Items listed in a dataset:

◇ ◇ ◇ ◇ ◇

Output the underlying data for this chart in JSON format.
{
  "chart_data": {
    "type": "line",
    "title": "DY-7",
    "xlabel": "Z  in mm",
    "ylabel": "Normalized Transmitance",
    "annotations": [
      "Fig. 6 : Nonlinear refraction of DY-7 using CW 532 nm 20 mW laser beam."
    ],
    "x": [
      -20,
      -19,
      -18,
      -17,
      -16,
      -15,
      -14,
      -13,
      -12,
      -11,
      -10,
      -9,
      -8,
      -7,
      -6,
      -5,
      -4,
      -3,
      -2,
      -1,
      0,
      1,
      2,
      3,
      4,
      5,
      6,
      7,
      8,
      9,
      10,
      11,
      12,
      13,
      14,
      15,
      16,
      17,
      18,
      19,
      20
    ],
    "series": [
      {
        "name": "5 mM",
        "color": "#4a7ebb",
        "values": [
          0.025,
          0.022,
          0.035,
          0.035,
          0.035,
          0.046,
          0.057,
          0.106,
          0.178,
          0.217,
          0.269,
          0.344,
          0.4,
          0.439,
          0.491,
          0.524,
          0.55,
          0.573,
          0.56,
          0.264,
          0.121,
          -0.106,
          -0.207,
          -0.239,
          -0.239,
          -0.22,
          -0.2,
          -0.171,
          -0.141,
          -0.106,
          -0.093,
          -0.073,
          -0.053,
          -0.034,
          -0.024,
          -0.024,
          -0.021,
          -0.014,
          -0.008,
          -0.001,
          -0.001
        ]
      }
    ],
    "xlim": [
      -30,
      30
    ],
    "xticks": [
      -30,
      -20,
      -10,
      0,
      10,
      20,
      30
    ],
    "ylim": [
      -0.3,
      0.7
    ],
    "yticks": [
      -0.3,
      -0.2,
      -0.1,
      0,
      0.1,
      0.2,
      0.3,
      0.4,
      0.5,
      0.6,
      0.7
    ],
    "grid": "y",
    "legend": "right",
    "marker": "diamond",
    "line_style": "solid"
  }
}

◇ ◇ ◇ ◇ ◇

*Task objective*.
Above are some records. Print them all exactly.

*Right answer*.
Output the underlying data for this chart in JSON format.
{
  "chart_data": {
    "type": "line",
    "title": "DY-7",
    "xlabel": "Z  in mm",
    "ylabel": "Normalized Transmitance",
    "annotations": [
      "Fig. 6 : Nonlinear refraction of DY-7 using CW 532 nm 20 mW laser beam."
    ],
    "x": [
      -20,
      -19,
      -18,
      -17,
      -16,
      -15,
      -14,
      -13,
      -12,
      -11,
      -10,
      -9,
      -8,
      -7,
      -6,
      -5,
      -4,
      -3,
      -2,
      -1,
      0,
      1,
      2,
      3,
      4,
      5,
      6,
      7,
      8,
      9,
      10,
      11,
      12,
      13,
      14,
      15,
      16,
      17,
      18,
      19,
      20
    ],
    "series": [
      {
        "name": "5 mM",
        "color": "#4a7ebb",
        "values": [
          0.025,
          0.022,
          0.035,
          0.035,
          0.035,
          0.046,
          0.057,
          0.106,
          0.178,
          0.217,
          0.269,
          0.344,
          0.4,
          0.439,
          0.491,
          0.524,
          0.55,
          0.573,
          0.56,
          0.264,
          0.121,
          -0.106,
          -0.207,
          -0.239,
          -0.239,
          -0.22,
          -0.2,
          -0.171,
          -0.141,
          -0.106,
          -0.093,
          -0.073,
          -0.053,
          -0.034,
          -0.024,
          -0.024,
          -0.021,
          -0.014,
          -0.008,
          -0.001,
          -0.001
        ]
      }
    ],
    "xlim": [
      -30,
      30
    ],
    "xticks": [
      -30,
      -20,
      -10,
      0,
      10,
      20,
      30
    ],
    "ylim": [
      -0.3,
      0.7
    ],
    "yticks": [
      -0.3,
      -0.2,
      -0.1,
      0,
      0.1,
      0.2,
      0.3,
      0.4,
      0.5,
      0.6,
      0.7
    ],
    "grid": "y",
    "legend": "right",
    "marker": "diamond",
    "line_style": "solid"
  }
}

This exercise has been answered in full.